Do this:
The lines to be extracted begin at the line containing "Extract all readable text from this page." and end at the last line of the data below; copy them exactly and leave out the pictures.

- - -

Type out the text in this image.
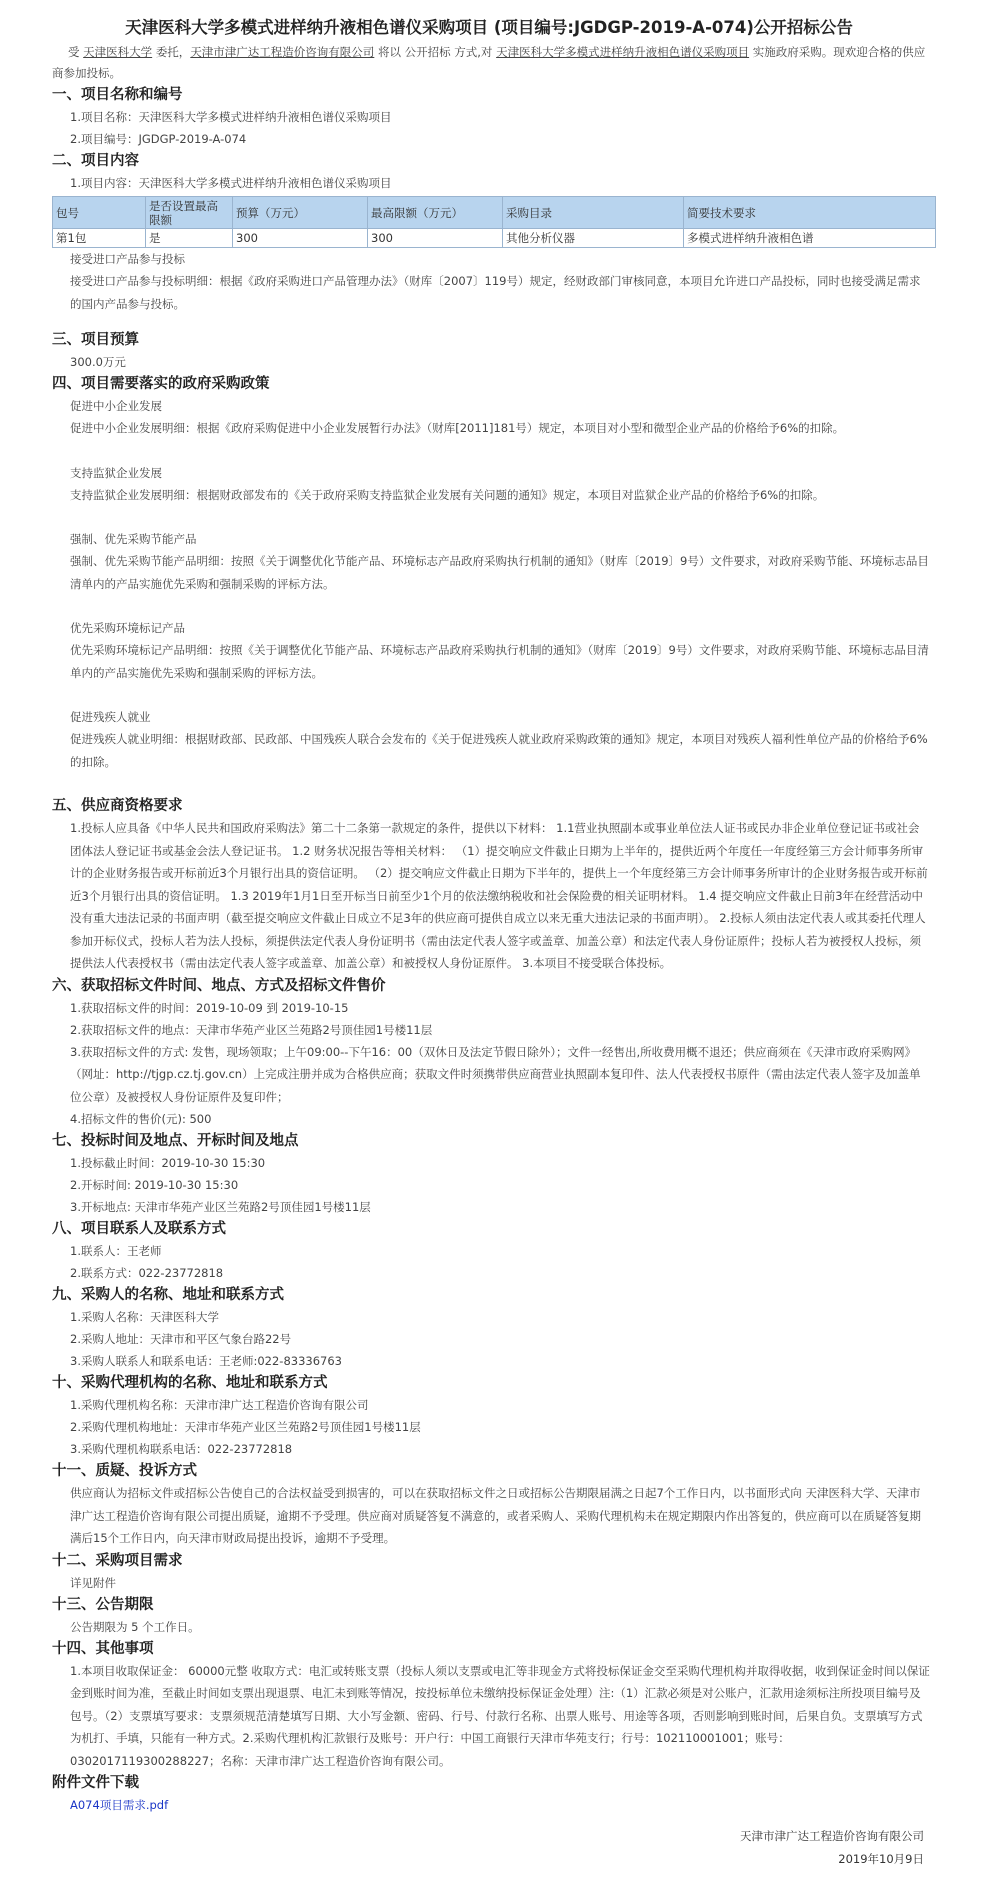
天津医科大学多模式进样纳升液相色谱仪采购项目 (项目编号:JGDGP-2019-A-074)公开招标公告
受 天津医科大学 委托，天津市津广达工程造价咨询有限公司 将以 公开招标 方式,对 天津医科大学多模式进样纳升液相色谱仪采购项目 实施政府采购。现欢迎合格的供应商参加投标。
一、项目名称和编号
1.项目名称：天津医科大学多模式进样纳升液相色谱仪采购项目
2.项目编号：JGDGP-2019-A-074
二、项目内容
1.项目内容：天津医科大学多模式进样纳升液相色谱仪采购项目
包号	是否设置最高限额	预算（万元）	最高限额（万元）	采购目录	简要技术要求
第1包	是	300	300	其他分析仪器	多模式进样纳升液相色谱
接受进口产品参与投标
接受进口产品参与投标明细：根据《政府采购进口产品管理办法》（财库〔2007〕119号）规定，经财政部门审核同意，本项目允许进口产品投标，同时也接受满足需求的国内产品参与投标。
三、项目预算
300.0万元
四、项目需要落实的政府采购政策
促进中小企业发展
促进中小企业发展明细：根据《政府采购促进中小企业发展暂行办法》（财库[2011]181号）规定，本项目对小型和微型企业产品的价格给予6%的扣除。
支持监狱企业发展
支持监狱企业发展明细：根据财政部发布的《关于政府采购支持监狱企业发展有关问题的通知》规定，本项目对监狱企业产品的价格给予6%的扣除。
强制、优先采购节能产品
强制、优先采购节能产品明细：按照《关于调整优化节能产品、环境标志产品政府采购执行机制的通知》（财库〔2019〕9号）文件要求，对政府采购节能、环境标志品目清单内的产品实施优先采购和强制采购的评标方法。
优先采购环境标记产品
优先采购环境标记产品明细：按照《关于调整优化节能产品、环境标志产品政府采购执行机制的通知》（财库〔2019〕9号）文件要求，对政府采购节能、环境标志品目清单内的产品实施优先采购和强制采购的评标方法。
促进残疾人就业
促进残疾人就业明细：根据财政部、民政部、中国残疾人联合会发布的《关于促进残疾人就业政府采购政策的通知》规定，本项目对残疾人福利性单位产品的价格给予6%的扣除。
五、供应商资格要求
1.投标人应具备《中华人民共和国政府采购法》第二十二条第一款规定的条件，提供以下材料： 1.1营业执照副本或事业单位法人证书或民办非企业单位登记证书或社会团体法人登记证书或基金会法人登记证书。 1.2 财务状况报告等相关材料： （1）提交响应文件截止日期为上半年的，提供近两个年度任一年度经第三方会计师事务所审计的企业财务报告或开标前近3个月银行出具的资信证明。 （2）提交响应文件截止日期为下半年的，提供上一个年度经第三方会计师事务所审计的企业财务报告或开标前近3个月银行出具的资信证明。 1.3 2019年1月1日至开标当日前至少1个月的依法缴纳税收和社会保险费的相关证明材料。 1.4 提交响应文件截止日前3年在经营活动中没有重大违法记录的书面声明（截至提交响应文件截止日成立不足3年的供应商可提供自成立以来无重大违法记录的书面声明）。 2.投标人须由法定代表人或其委托代理人参加开标仪式，投标人若为法人投标，须提供法定代表人身份证明书（需由法定代表人签字或盖章、加盖公章）和法定代表人身份证原件；投标人若为被授权人投标，须提供法人代表授权书（需由法定代表人签字或盖章、加盖公章）和被授权人身份证原件。 3.本项目不接受联合体投标。
六、获取招标文件时间、地点、方式及招标文件售价
1.获取招标文件的时间：2019-10-09 到 2019-10-15
2.获取招标文件的地点：天津市华苑产业区兰苑路2号顶佳园1号楼11层
3.获取招标文件的方式: 发售，现场领取；上午09:00--下午16：00（双休日及法定节假日除外）；文件一经售出,所收费用概不退还；供应商须在《天津市政府采购网》（网址：http://tjgp.cz.tj.gov.cn）上完成注册并成为合格供应商；获取文件时须携带供应商营业执照副本复印件、法人代表授权书原件（需由法定代表人签字及加盖单位公章）及被授权人身份证原件及复印件；
4.招标文件的售价(元): 500
七、投标时间及地点、开标时间及地点
1.投标截止时间：2019-10-30 15:30
2.开标时间: 2019-10-30 15:30
3.开标地点: 天津市华苑产业区兰苑路2号顶佳园1号楼11层
八、项目联系人及联系方式
1.联系人：王老师
2.联系方式：022-23772818
九、采购人的名称、地址和联系方式
1.采购人名称：天津医科大学
2.采购人地址：天津市和平区气象台路22号
3.采购人联系人和联系电话：王老师:022-83336763
十、采购代理机构的名称、地址和联系方式
1.采购代理机构名称：天津市津广达工程造价咨询有限公司
2.采购代理机构地址：天津市华苑产业区兰苑路2号顶佳园1号楼11层
3.采购代理机构联系电话：022-23772818
十一、质疑、投诉方式
供应商认为招标文件或招标公告使自己的合法权益受到损害的，可以在获取招标文件之日或招标公告期限届满之日起7个工作日内，以书面形式向 天津医科大学、天津市津广达工程造价咨询有限公司提出质疑，逾期不予受理。供应商对质疑答复不满意的，或者采购人、采购代理机构未在规定期限内作出答复的，供应商可以在质疑答复期满后15个工作日内，向天津市财政局提出投诉，逾期不予受理。
十二、采购项目需求
详见附件
十三、公告期限
公告期限为 5 个工作日。
十四、其他事项
1.本项目收取保证金： 60000元整 收取方式：电汇或转账支票（投标人须以支票或电汇等非现金方式将投标保证金交至采购代理机构并取得收据，收到保证金时间以保证金到账时间为准，至截止时间如支票出现退票、电汇未到账等情况，按投标单位未缴纳投标保证金处理）注:（1）汇款必须是对公账户，汇款用途须标注所投项目编号及包号。（2）支票填写要求：支票须规范清楚填写日期、大小写金额、密码、行号、付款行名称、出票人账号、用途等各项，否则影响到账时间，后果自负。支票填写方式为机打、手填，只能有一种方式。2.采购代理机构汇款银行及账号：开户行：中国工商银行天津市华苑支行；行号：102110001001；账号：0302017119300288227；名称：天津市津广达工程造价咨询有限公司。
附件文件下载
A074项目需求.pdf
天津市津广达工程造价咨询有限公司
2019年10月9日
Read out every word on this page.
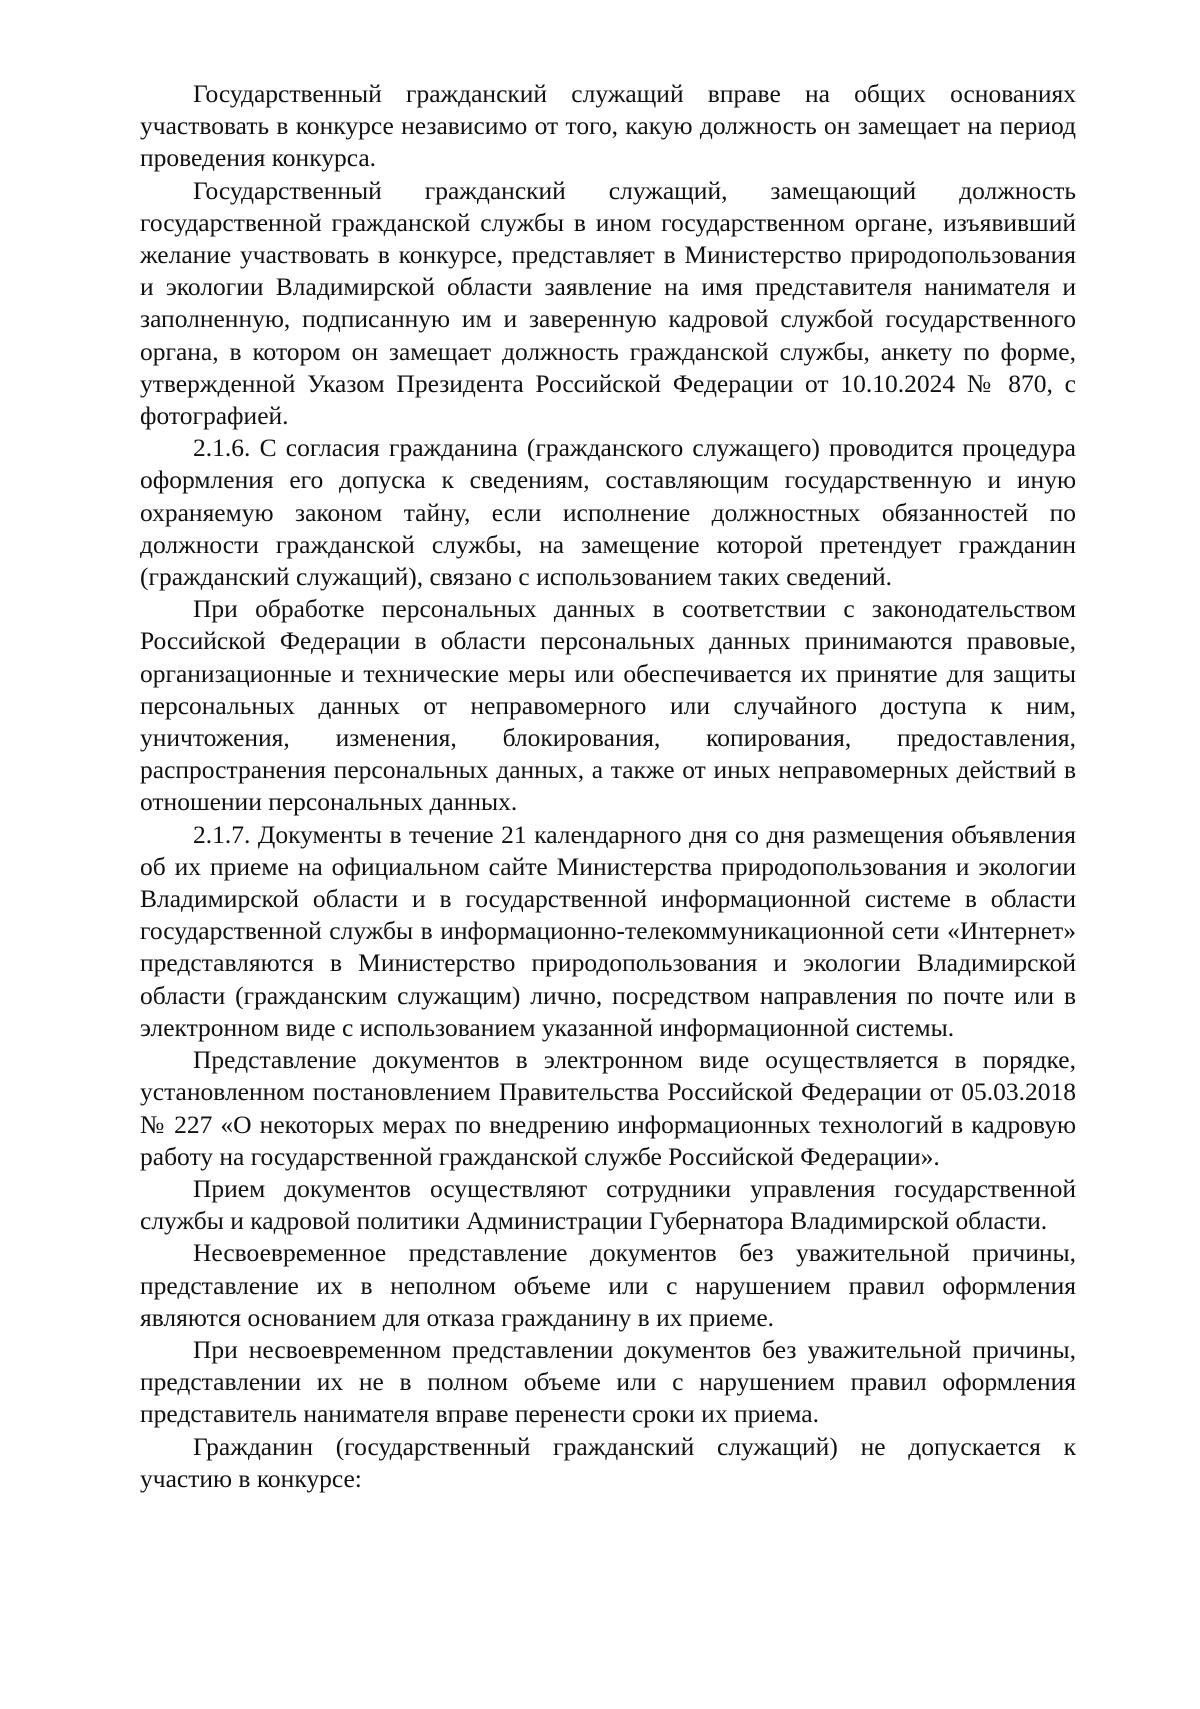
Государственный гражданский служащий вправе на общих основаниях участвовать в конкурсе независимо от того, какую должность он замещает на период проведения конкурса.

Государственный гражданский служащий, замещающий должность государственной гражданской службы в ином государственном органе, изъявивший желание участвовать в конкурсе, представляет в Министерство природопользования и экологии Владимирской области заявление на имя представителя нанимателя и заполненную, подписанную им и заверенную кадровой службой государственного органа, в котором он замещает должность гражданской службы, анкету по форме, утвержденной Указом Президента Российской Федерации от 10.10.2024 № 870, с фотографией.

2.1.6. С согласия гражданина (гражданского служащего) проводится процедура оформления его допуска к сведениям, составляющим государственную и иную охраняемую законом тайну, если исполнение должностных обязанностей по должности гражданской службы, на замещение которой претендует гражданин (гражданский служащий), связано с использованием таких сведений.

При обработке персональных данных в соответствии с законодательством Российской Федерации в области персональных данных принимаются правовые, организационные и технические меры или обеспечивается их принятие для защиты персональных данных от неправомерного или случайного доступа к ним, уничтожения, изменения, блокирования, копирования, предоставления, распространения персональных данных, а также от иных неправомерных действий в отношении персональных данных.

2.1.7. Документы в течение 21 календарного дня со дня размещения объявления об их приеме на официальном сайте Министерства природопользования и экологии Владимирской области и в государственной информационной системе в области государственной службы в информационно-телекоммуникационной сети «Интернет» представляются в Министерство природопользования и экологии Владимирской области (гражданским служащим) лично, посредством направления по почте или в электронном виде с использованием указанной информационной системы.

Представление документов в электронном виде осуществляется в порядке, установленном постановлением Правительства Российской Федерации от 05.03.2018 № 227 «О некоторых мерах по внедрению информационных технологий в кадровую работу на государственной гражданской службе Российской Федерации».

Прием документов осуществляют сотрудники управления государственной службы и кадровой политики Администрации Губернатора Владимирской области.

Несвоевременное представление документов без уважительной причины, представление их в неполном объеме или с нарушением правил оформления являются основанием для отказа гражданину в их приеме.

При несвоевременном представлении документов без уважительной причины, представлении их не в полном объеме или с нарушением правил оформления представитель нанимателя вправе перенести сроки их приема.

Гражданин (государственный гражданский служащий) не допускается к участию в конкурсе:
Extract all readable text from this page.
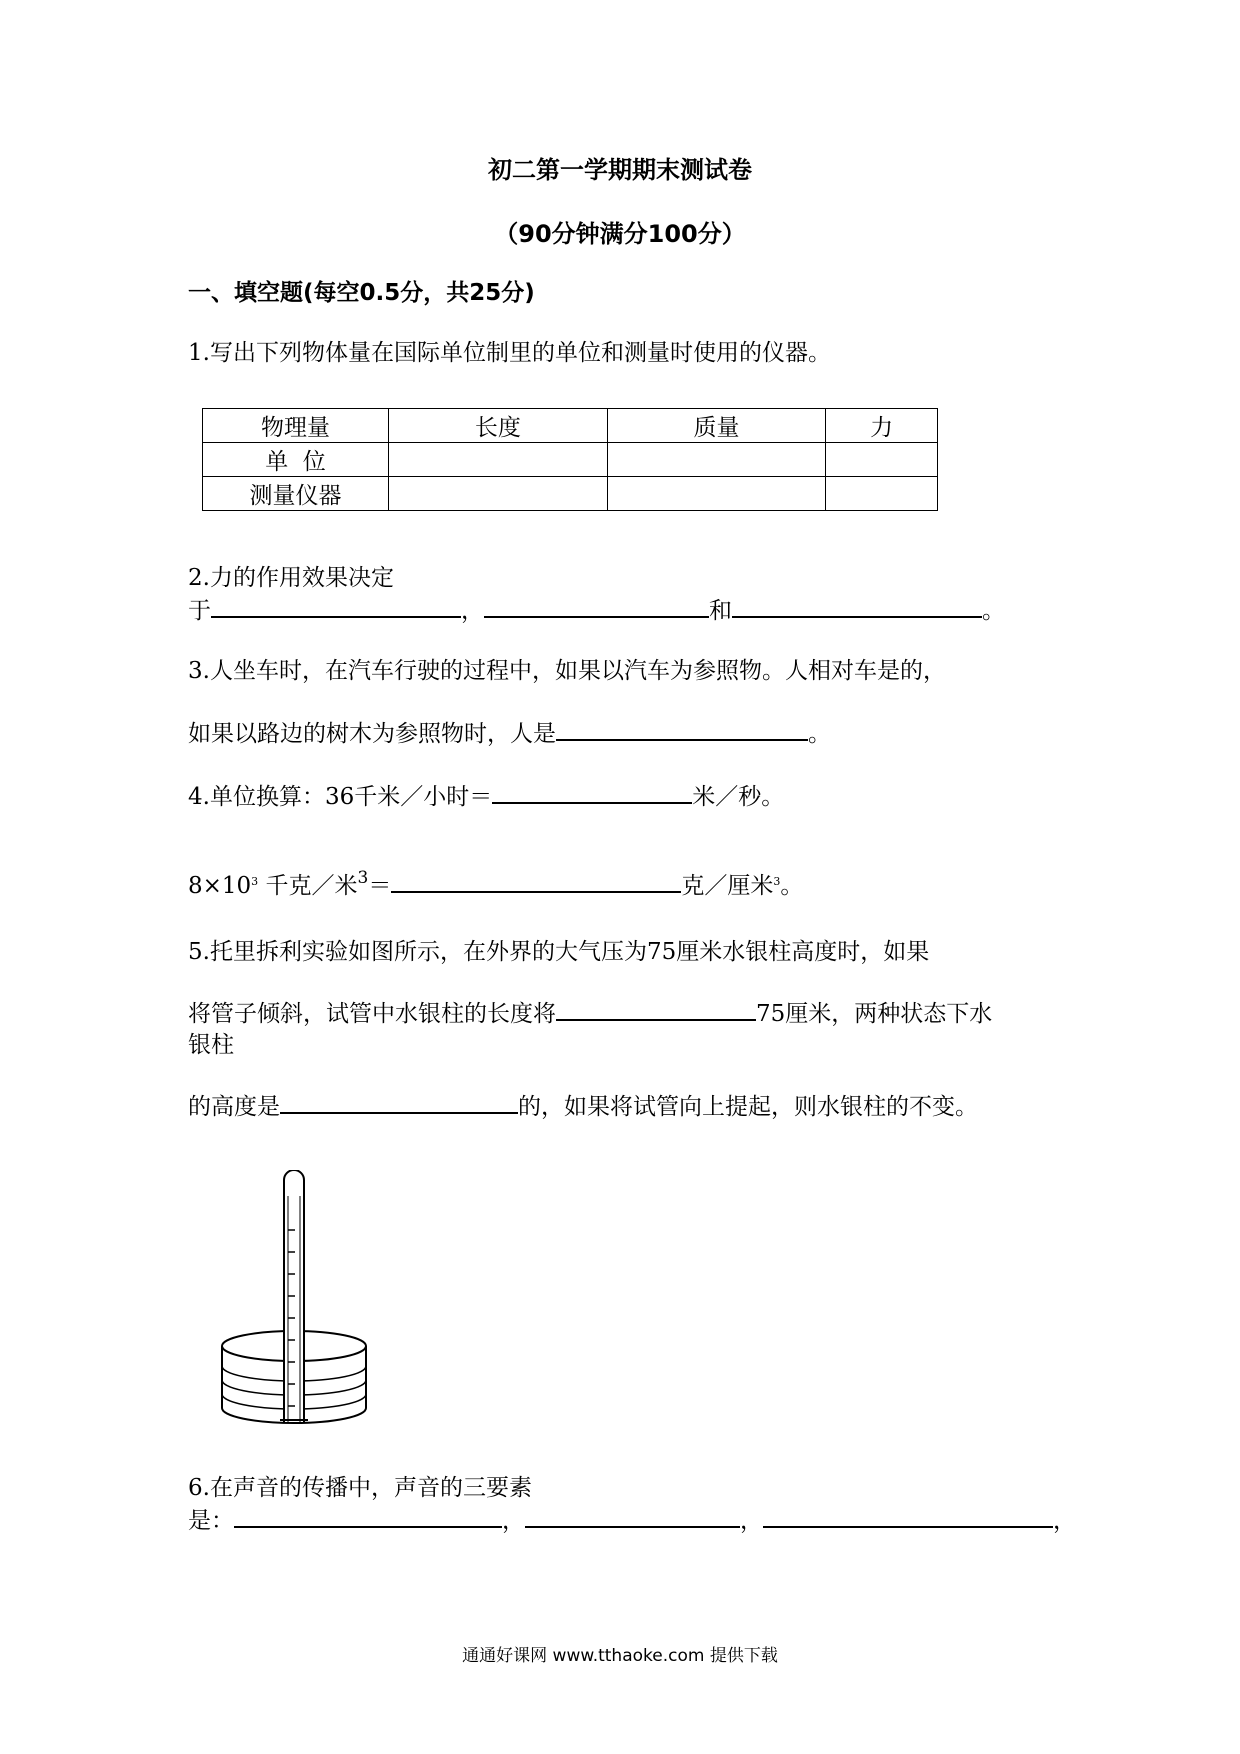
初二第一学期期末测试卷
（90分钟满分100分）
一、填空题(每空0.5分，共25分)
1.写出下列物体量在国际单位制里的单位和测量时使用的仪器。
物理量	长度	质量	力
单  位			
测量仪器			
2.力的作用效果决定
于	，	和	。
3.人坐车时，在汽车行驶的过程中，如果以汽车为参照物。人相对车是的，
如果以路边的树木为参照物时，人是	。
4.单位换算：36千米／小时＝	米／秒。
$8\times 10^3$ 千克／米$^3$＝	克／厘米$^3$。
5.托里拆利实验如图所示，在外界的大气压为75厘米水银柱高度时，如果
将管子倾斜，试管中水银柱的长度将	75厘米，两种状态下水
银柱
的高度是	的，如果将试管向上提起，则水银柱的不变。
6.在声音的传播中，声音的三要素
是：	，	，	，
通通好课网 www.tthaoke.com 提供下载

- - -

Output of the task:
Extract all readable text from this page.
初二第一学期期末测试卷
（90分钟满分100分）
一、填空题(每空0.5分，共25分)
1.写出下列物体量在国际单位制里的单位和测量时使用的仪器。
物理量	长度	质量	力
单  位			
测量仪器			
2.力的作用效果决定
于	，	和	。
3.人坐车时，在汽车行驶的过程中，如果以汽车为参照物。人相对车是的，
如果以路边的树木为参照物时，人是	。
4.单位换算：36千米／小时＝	米／秒。
$8\times 10^3$ 千克／米$^3$＝	克／厘米$^3$。
5.托里拆利实验如图所示，在外界的大气压为75厘米水银柱高度时，如果
将管子倾斜，试管中水银柱的长度将	75厘米，两种状态下水
银柱
的高度是	的，如果将试管向上提起，则水银柱的不变。
6.在声音的传播中，声音的三要素
是：	，	，	，
通通好课网 www.tthaoke.com 提供下载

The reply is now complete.